Exercise aim
Skip the pictures and repeat each line of the data exactly.

======== Extracted material ========

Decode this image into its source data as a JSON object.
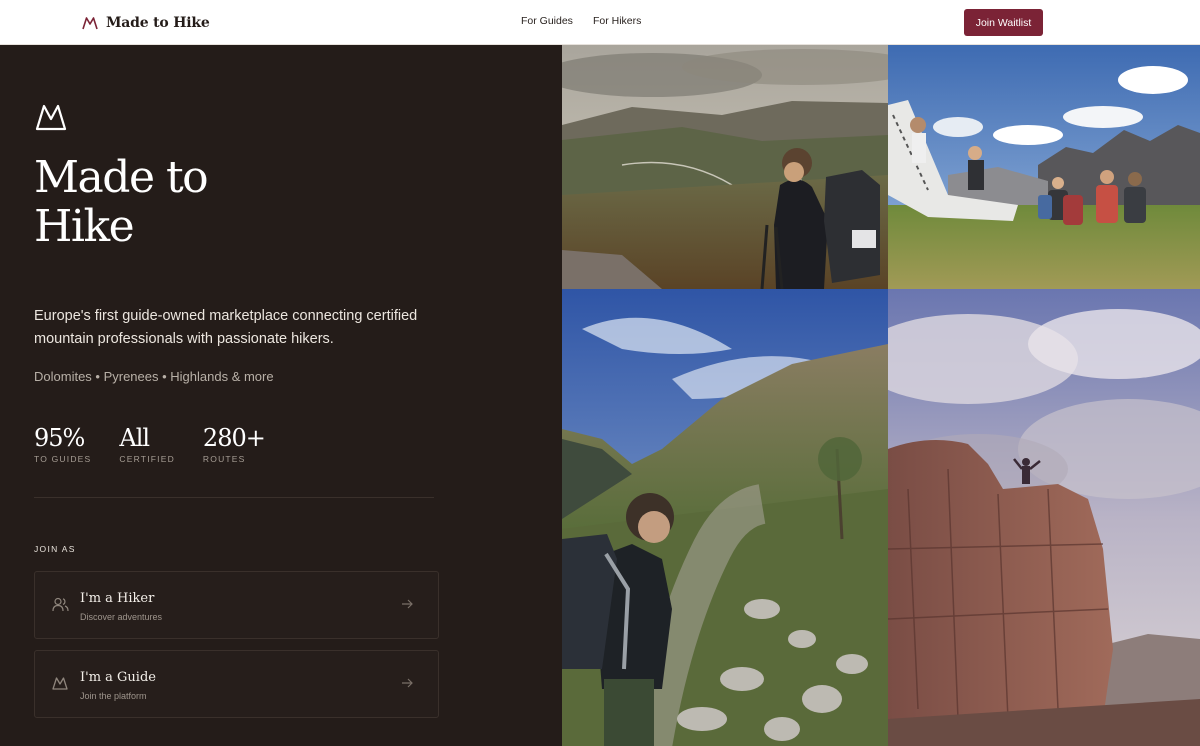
{
  "nav": {
    "brand": "Made to Hike",
    "links": [
      "For Guides",
      "For Hikers"
    ],
    "cta": "Join Waitlist"
  },
  "hero": {
    "title_line1": "Made to",
    "title_line2": "Hike",
    "description": "Europe's first guide-owned marketplace connecting certified mountain professionals with passionate hikers.",
    "regions": "Dolomites • Pyrenees • Highlands & more"
  },
  "stats": [
    {
      "value": "95%",
      "label": "TO GUIDES"
    },
    {
      "value": "All",
      "label": "CERTIFIED"
    },
    {
      "value": "280+",
      "label": "ROUTES"
    }
  ],
  "join": {
    "heading": "JOIN AS",
    "options": [
      {
        "title": "I'm a Hiker",
        "subtitle": "Discover adventures",
        "icon": "users-icon"
      },
      {
        "title": "I'm a Guide",
        "subtitle": "Join the platform",
        "icon": "mountain-icon"
      }
    ]
  },
  "colors": {
    "panel_bg": "#241c19",
    "accent": "#7b2336",
    "text_light": "#f3efe9",
    "text_muted": "#a69d94"
  },
  "photos": [
    "hiker-valley-photo",
    "group-picnic-photo",
    "hiker-glen-photo",
    "climber-summit-photo"
  ]
}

========

Completed exercise
Decode this image into its source data as a JSON object.
{
  "nav": {
    "brand": "Made to Hike",
    "links": [
      "For Guides",
      "For Hikers"
    ],
    "cta": "Join Waitlist"
  },
  "hero": {
    "title_line1": "Made to",
    "title_line2": "Hike",
    "description": "Europe's first guide-owned marketplace connecting certified mountain professionals with passionate hikers.",
    "regions": "Dolomites • Pyrenees • Highlands & more"
  },
  "stats": [
    {
      "value": "95%",
      "label": "TO GUIDES"
    },
    {
      "value": "All",
      "label": "CERTIFIED"
    },
    {
      "value": "280+",
      "label": "ROUTES"
    }
  ],
  "join": {
    "heading": "JOIN AS",
    "options": [
      {
        "title": "I'm a Hiker",
        "subtitle": "Discover adventures",
        "icon": "users-icon"
      },
      {
        "title": "I'm a Guide",
        "subtitle": "Join the platform",
        "icon": "mountain-icon"
      }
    ]
  },
  "colors": {
    "panel_bg": "#241c19",
    "accent": "#7b2336",
    "text_light": "#f3efe9",
    "text_muted": "#a69d94"
  },
  "photos": [
    "hiker-valley-photo",
    "group-picnic-photo",
    "hiker-glen-photo",
    "climber-summit-photo"
  ]
}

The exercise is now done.